- **Problem to solve**: Each entry below must be repeated exactly, with pictures left out.

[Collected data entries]
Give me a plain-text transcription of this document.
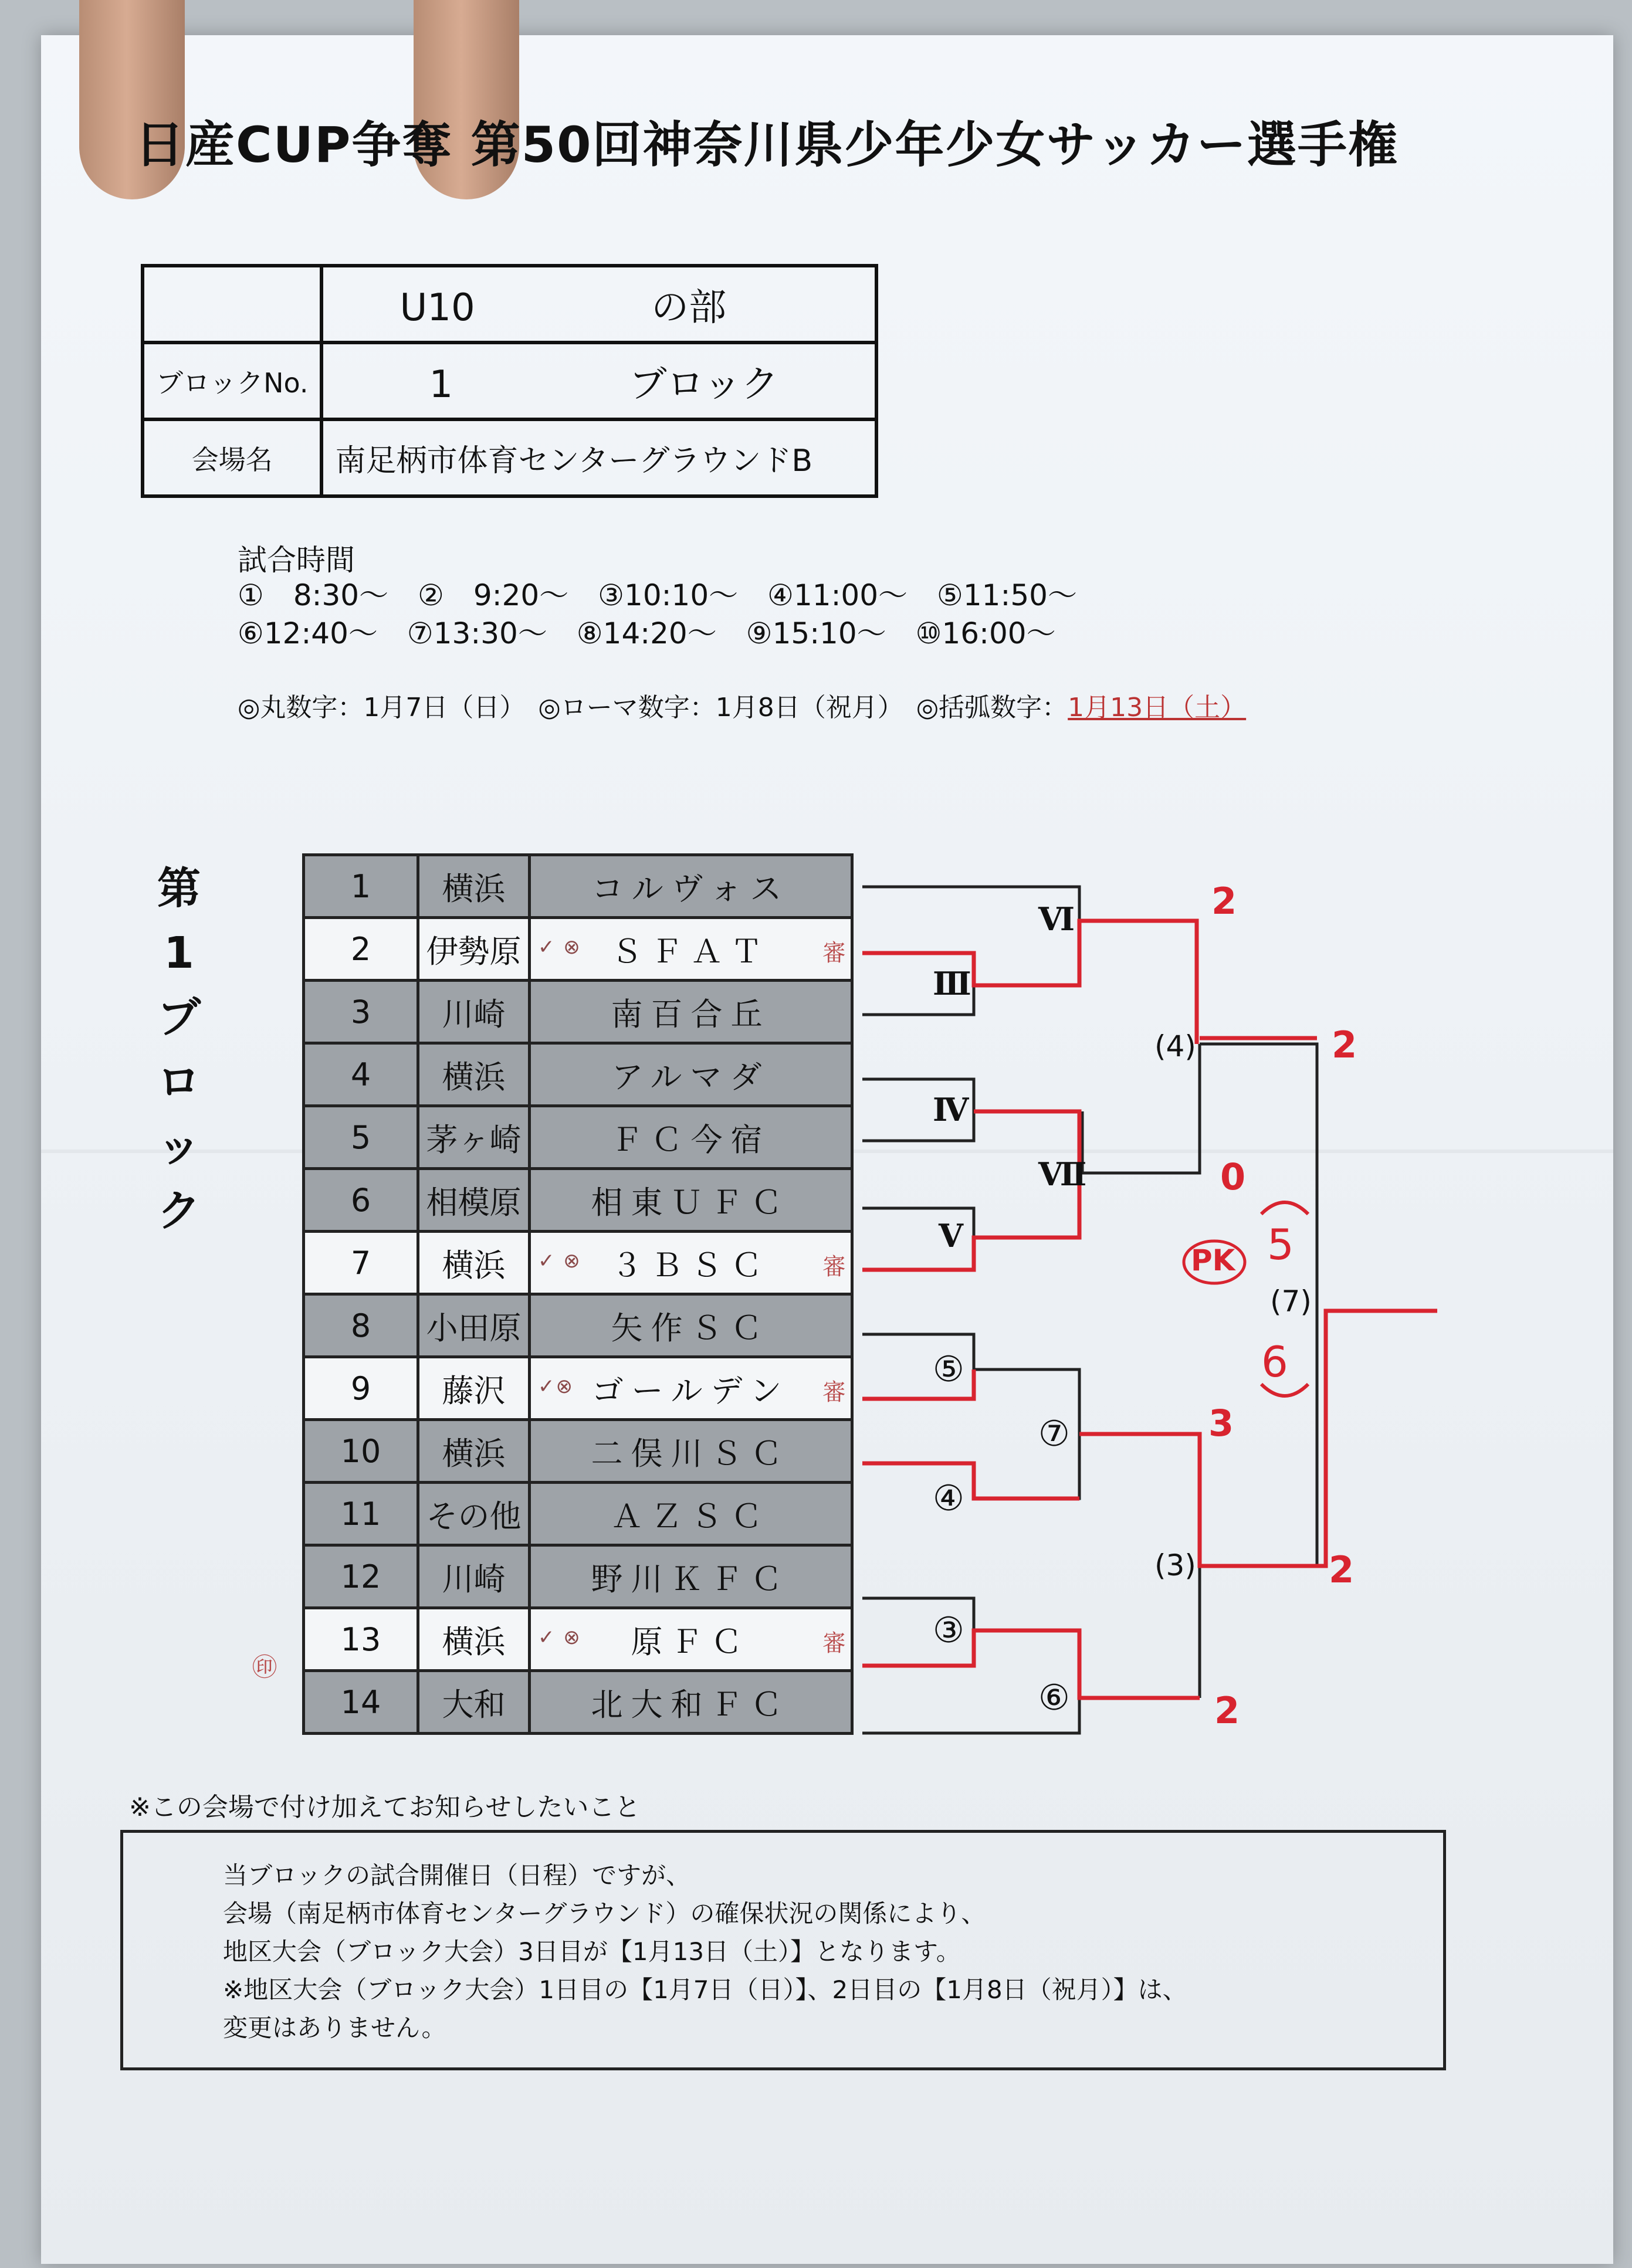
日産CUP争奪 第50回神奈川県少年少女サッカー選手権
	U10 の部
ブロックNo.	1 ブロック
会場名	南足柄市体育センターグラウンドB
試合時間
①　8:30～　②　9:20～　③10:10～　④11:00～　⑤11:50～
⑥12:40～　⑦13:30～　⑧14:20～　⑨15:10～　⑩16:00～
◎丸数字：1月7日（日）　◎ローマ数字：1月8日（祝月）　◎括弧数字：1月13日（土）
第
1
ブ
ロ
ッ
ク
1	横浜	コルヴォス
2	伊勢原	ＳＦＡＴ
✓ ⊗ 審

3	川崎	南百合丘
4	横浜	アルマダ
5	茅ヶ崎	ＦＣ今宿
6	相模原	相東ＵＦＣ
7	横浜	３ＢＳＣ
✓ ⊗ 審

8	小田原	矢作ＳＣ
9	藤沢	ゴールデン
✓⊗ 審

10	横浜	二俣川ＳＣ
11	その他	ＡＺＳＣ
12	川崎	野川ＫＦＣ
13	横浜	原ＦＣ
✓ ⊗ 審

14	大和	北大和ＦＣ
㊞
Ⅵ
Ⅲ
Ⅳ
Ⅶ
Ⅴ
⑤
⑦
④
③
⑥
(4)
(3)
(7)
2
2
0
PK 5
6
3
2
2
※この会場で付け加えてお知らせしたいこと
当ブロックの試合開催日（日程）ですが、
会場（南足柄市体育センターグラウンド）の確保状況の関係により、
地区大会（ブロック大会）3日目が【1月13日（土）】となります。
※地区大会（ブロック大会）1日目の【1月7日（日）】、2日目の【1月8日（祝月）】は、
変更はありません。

- **Complete output**:
Give me a plain-text transcription of this document.
日産CUP争奪 第50回神奈川県少年少女サッカー選手権
	U10 の部
ブロックNo.	1 ブロック
会場名	南足柄市体育センターグラウンドB
試合時間
①　8:30～　②　9:20～　③10:10～　④11:00～　⑤11:50～
⑥12:40～　⑦13:30～　⑧14:20～　⑨15:10～　⑩16:00～
◎丸数字：1月7日（日）　◎ローマ数字：1月8日（祝月）　◎括弧数字：1月13日（土）
第
1
ブ
ロ
ッ
ク
1	横浜	コルヴォス
2	伊勢原	ＳＦＡＴ
✓ ⊗ 審

3	川崎	南百合丘
4	横浜	アルマダ
5	茅ヶ崎	ＦＣ今宿
6	相模原	相東ＵＦＣ
7	横浜	３ＢＳＣ
✓ ⊗ 審

8	小田原	矢作ＳＣ
9	藤沢	ゴールデン
✓⊗ 審

10	横浜	二俣川ＳＣ
11	その他	ＡＺＳＣ
12	川崎	野川ＫＦＣ
13	横浜	原ＦＣ
✓ ⊗ 審

14	大和	北大和ＦＣ
㊞
Ⅵ
Ⅲ
Ⅳ
Ⅶ
Ⅴ
⑤
⑦
④
③
⑥
(4)
(3)
(7)
2
2
0
PK 5
6
3
2
2
※この会場で付け加えてお知らせしたいこと
当ブロックの試合開催日（日程）ですが、
会場（南足柄市体育センターグラウンド）の確保状況の関係により、
地区大会（ブロック大会）3日目が【1月13日（土）】となります。
※地区大会（ブロック大会）1日目の【1月7日（日）】、2日目の【1月8日（祝月）】は、
変更はありません。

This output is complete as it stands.